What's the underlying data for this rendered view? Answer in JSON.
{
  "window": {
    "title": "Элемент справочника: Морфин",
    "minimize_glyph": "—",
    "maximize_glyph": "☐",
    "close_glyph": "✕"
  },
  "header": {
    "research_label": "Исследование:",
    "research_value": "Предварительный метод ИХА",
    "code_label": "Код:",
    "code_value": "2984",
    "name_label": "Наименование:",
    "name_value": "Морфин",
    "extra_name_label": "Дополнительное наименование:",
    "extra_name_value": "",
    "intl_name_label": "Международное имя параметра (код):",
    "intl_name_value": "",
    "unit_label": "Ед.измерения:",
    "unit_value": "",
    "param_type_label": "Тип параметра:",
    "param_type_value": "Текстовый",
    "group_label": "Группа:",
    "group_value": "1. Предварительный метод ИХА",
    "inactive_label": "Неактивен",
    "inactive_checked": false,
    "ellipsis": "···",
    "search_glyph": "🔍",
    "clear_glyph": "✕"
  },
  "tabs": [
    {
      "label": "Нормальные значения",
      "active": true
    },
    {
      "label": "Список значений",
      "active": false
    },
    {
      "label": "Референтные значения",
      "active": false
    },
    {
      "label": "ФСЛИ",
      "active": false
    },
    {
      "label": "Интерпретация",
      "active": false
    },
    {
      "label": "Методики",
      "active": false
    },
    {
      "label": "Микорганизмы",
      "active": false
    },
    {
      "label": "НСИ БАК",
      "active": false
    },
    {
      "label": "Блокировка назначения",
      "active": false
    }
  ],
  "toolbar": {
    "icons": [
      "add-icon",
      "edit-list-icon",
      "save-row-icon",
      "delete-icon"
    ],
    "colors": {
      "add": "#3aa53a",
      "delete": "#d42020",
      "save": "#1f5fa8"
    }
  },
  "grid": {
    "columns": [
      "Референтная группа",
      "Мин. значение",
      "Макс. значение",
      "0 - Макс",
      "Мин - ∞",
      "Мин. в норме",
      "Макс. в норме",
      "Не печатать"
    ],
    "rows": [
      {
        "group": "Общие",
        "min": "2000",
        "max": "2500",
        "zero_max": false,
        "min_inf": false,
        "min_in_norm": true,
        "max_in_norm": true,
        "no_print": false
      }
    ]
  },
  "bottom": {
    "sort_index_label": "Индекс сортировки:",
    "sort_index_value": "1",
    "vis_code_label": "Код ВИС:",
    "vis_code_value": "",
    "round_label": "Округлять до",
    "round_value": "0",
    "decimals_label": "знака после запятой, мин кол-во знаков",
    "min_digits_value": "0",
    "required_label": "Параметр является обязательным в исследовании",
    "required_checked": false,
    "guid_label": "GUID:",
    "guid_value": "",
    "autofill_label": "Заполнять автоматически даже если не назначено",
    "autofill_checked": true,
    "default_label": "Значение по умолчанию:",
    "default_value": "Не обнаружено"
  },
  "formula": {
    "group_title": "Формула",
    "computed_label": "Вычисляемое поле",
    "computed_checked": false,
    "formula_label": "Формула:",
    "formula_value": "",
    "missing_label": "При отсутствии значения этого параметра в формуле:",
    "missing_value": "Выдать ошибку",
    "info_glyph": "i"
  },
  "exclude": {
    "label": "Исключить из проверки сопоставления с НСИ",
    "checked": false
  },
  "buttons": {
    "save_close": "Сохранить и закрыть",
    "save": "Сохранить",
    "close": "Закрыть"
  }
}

---

*EXERCISE INSTRUCTIONS*.
Repeat the records above exactly, from the first line to the last.

*FINAL RESULT*.
What's the underlying data for this rendered view? Answer in JSON.
{
  "window": {
    "title": "Элемент справочника: Морфин",
    "minimize_glyph": "—",
    "maximize_glyph": "☐",
    "close_glyph": "✕"
  },
  "header": {
    "research_label": "Исследование:",
    "research_value": "Предварительный метод ИХА",
    "code_label": "Код:",
    "code_value": "2984",
    "name_label": "Наименование:",
    "name_value": "Морфин",
    "extra_name_label": "Дополнительное наименование:",
    "extra_name_value": "",
    "intl_name_label": "Международное имя параметра (код):",
    "intl_name_value": "",
    "unit_label": "Ед.измерения:",
    "unit_value": "",
    "param_type_label": "Тип параметра:",
    "param_type_value": "Текстовый",
    "group_label": "Группа:",
    "group_value": "1. Предварительный метод ИХА",
    "inactive_label": "Неактивен",
    "inactive_checked": false,
    "ellipsis": "···",
    "search_glyph": "🔍",
    "clear_glyph": "✕"
  },
  "tabs": [
    {
      "label": "Нормальные значения",
      "active": true
    },
    {
      "label": "Список значений",
      "active": false
    },
    {
      "label": "Референтные значения",
      "active": false
    },
    {
      "label": "ФСЛИ",
      "active": false
    },
    {
      "label": "Интерпретация",
      "active": false
    },
    {
      "label": "Методики",
      "active": false
    },
    {
      "label": "Микорганизмы",
      "active": false
    },
    {
      "label": "НСИ БАК",
      "active": false
    },
    {
      "label": "Блокировка назначения",
      "active": false
    }
  ],
  "toolbar": {
    "icons": [
      "add-icon",
      "edit-list-icon",
      "save-row-icon",
      "delete-icon"
    ],
    "colors": {
      "add": "#3aa53a",
      "delete": "#d42020",
      "save": "#1f5fa8"
    }
  },
  "grid": {
    "columns": [
      "Референтная группа",
      "Мин. значение",
      "Макс. значение",
      "0 - Макс",
      "Мин - ∞",
      "Мин. в норме",
      "Макс. в норме",
      "Не печатать"
    ],
    "rows": [
      {
        "group": "Общие",
        "min": "2000",
        "max": "2500",
        "zero_max": false,
        "min_inf": false,
        "min_in_norm": true,
        "max_in_norm": true,
        "no_print": false
      }
    ]
  },
  "bottom": {
    "sort_index_label": "Индекс сортировки:",
    "sort_index_value": "1",
    "vis_code_label": "Код ВИС:",
    "vis_code_value": "",
    "round_label": "Округлять до",
    "round_value": "0",
    "decimals_label": "знака после запятой, мин кол-во знаков",
    "min_digits_value": "0",
    "required_label": "Параметр является обязательным в исследовании",
    "required_checked": false,
    "guid_label": "GUID:",
    "guid_value": "",
    "autofill_label": "Заполнять автоматически даже если не назначено",
    "autofill_checked": true,
    "default_label": "Значение по умолчанию:",
    "default_value": "Не обнаружено"
  },
  "formula": {
    "group_title": "Формула",
    "computed_label": "Вычисляемое поле",
    "computed_checked": false,
    "formula_label": "Формула:",
    "formula_value": "",
    "missing_label": "При отсутствии значения этого параметра в формуле:",
    "missing_value": "Выдать ошибку",
    "info_glyph": "i"
  },
  "exclude": {
    "label": "Исключить из проверки сопоставления с НСИ",
    "checked": false
  },
  "buttons": {
    "save_close": "Сохранить и закрыть",
    "save": "Сохранить",
    "close": "Закрыть"
  }
}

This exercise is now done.